> _MATERIAL FOR THIS TASK_:
-*-
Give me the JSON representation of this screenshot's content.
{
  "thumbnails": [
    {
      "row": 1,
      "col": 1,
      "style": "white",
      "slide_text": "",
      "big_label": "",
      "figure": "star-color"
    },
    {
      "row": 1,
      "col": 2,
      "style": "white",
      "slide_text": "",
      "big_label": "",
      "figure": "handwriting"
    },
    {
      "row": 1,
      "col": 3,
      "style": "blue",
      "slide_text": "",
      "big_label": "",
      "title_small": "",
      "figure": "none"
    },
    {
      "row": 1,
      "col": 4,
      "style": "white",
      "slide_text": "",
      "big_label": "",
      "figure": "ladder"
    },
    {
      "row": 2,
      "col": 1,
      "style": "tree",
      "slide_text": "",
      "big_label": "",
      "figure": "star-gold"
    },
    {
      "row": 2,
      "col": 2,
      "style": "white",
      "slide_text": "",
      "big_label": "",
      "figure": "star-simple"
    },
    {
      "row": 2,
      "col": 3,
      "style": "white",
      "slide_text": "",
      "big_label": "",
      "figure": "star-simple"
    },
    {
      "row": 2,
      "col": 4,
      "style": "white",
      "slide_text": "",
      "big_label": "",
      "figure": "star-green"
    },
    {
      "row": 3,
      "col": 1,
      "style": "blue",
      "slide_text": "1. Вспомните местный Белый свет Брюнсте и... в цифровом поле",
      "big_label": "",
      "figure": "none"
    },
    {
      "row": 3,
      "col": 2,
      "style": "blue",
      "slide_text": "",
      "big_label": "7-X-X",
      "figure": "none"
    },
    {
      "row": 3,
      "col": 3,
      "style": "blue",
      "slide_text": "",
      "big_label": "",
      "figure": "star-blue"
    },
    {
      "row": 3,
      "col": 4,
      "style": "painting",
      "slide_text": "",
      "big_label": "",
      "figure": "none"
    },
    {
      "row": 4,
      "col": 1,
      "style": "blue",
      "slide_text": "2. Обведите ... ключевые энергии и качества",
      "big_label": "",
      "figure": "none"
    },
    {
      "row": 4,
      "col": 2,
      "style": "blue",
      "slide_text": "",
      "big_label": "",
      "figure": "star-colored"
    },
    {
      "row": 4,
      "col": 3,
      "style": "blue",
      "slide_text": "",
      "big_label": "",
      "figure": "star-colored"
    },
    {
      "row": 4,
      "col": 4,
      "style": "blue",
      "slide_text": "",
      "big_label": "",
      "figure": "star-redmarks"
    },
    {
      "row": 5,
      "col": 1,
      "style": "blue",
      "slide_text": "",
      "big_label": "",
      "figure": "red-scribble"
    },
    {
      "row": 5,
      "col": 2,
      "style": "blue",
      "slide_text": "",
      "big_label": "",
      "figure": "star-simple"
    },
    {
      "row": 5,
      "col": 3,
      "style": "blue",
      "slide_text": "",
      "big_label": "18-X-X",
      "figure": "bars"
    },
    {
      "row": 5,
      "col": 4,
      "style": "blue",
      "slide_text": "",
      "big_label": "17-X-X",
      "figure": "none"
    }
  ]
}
-*-
> _EXERCISE GOAL_: Transcribe the full listing above without leaving anything out.

> _EXERCISE SOLUTION_:
Give me the JSON representation of this screenshot's content.
{
  "thumbnails": [
    {
      "row": 1,
      "col": 1,
      "style": "white",
      "slide_text": "",
      "big_label": "",
      "figure": "star-color"
    },
    {
      "row": 1,
      "col": 2,
      "style": "white",
      "slide_text": "",
      "big_label": "",
      "figure": "handwriting"
    },
    {
      "row": 1,
      "col": 3,
      "style": "blue",
      "slide_text": "",
      "big_label": "",
      "title_small": "",
      "figure": "none"
    },
    {
      "row": 1,
      "col": 4,
      "style": "white",
      "slide_text": "",
      "big_label": "",
      "figure": "ladder"
    },
    {
      "row": 2,
      "col": 1,
      "style": "tree",
      "slide_text": "",
      "big_label": "",
      "figure": "star-gold"
    },
    {
      "row": 2,
      "col": 2,
      "style": "white",
      "slide_text": "",
      "big_label": "",
      "figure": "star-simple"
    },
    {
      "row": 2,
      "col": 3,
      "style": "white",
      "slide_text": "",
      "big_label": "",
      "figure": "star-simple"
    },
    {
      "row": 2,
      "col": 4,
      "style": "white",
      "slide_text": "",
      "big_label": "",
      "figure": "star-green"
    },
    {
      "row": 3,
      "col": 1,
      "style": "blue",
      "slide_text": "1. Вспомните местный Белый свет Брюнсте и... в цифровом поле",
      "big_label": "",
      "figure": "none"
    },
    {
      "row": 3,
      "col": 2,
      "style": "blue",
      "slide_text": "",
      "big_label": "7-X-X",
      "figure": "none"
    },
    {
      "row": 3,
      "col": 3,
      "style": "blue",
      "slide_text": "",
      "big_label": "",
      "figure": "star-blue"
    },
    {
      "row": 3,
      "col": 4,
      "style": "painting",
      "slide_text": "",
      "big_label": "",
      "figure": "none"
    },
    {
      "row": 4,
      "col": 1,
      "style": "blue",
      "slide_text": "2. Обведите ... ключевые энергии и качества",
      "big_label": "",
      "figure": "none"
    },
    {
      "row": 4,
      "col": 2,
      "style": "blue",
      "slide_text": "",
      "big_label": "",
      "figure": "star-colored"
    },
    {
      "row": 4,
      "col": 3,
      "style": "blue",
      "slide_text": "",
      "big_label": "",
      "figure": "star-colored"
    },
    {
      "row": 4,
      "col": 4,
      "style": "blue",
      "slide_text": "",
      "big_label": "",
      "figure": "star-redmarks"
    },
    {
      "row": 5,
      "col": 1,
      "style": "blue",
      "slide_text": "",
      "big_label": "",
      "figure": "red-scribble"
    },
    {
      "row": 5,
      "col": 2,
      "style": "blue",
      "slide_text": "",
      "big_label": "",
      "figure": "star-simple"
    },
    {
      "row": 5,
      "col": 3,
      "style": "blue",
      "slide_text": "",
      "big_label": "18-X-X",
      "figure": "bars"
    },
    {
      "row": 5,
      "col": 4,
      "style": "blue",
      "slide_text": "",
      "big_label": "17-X-X",
      "figure": "none"
    }
  ]
}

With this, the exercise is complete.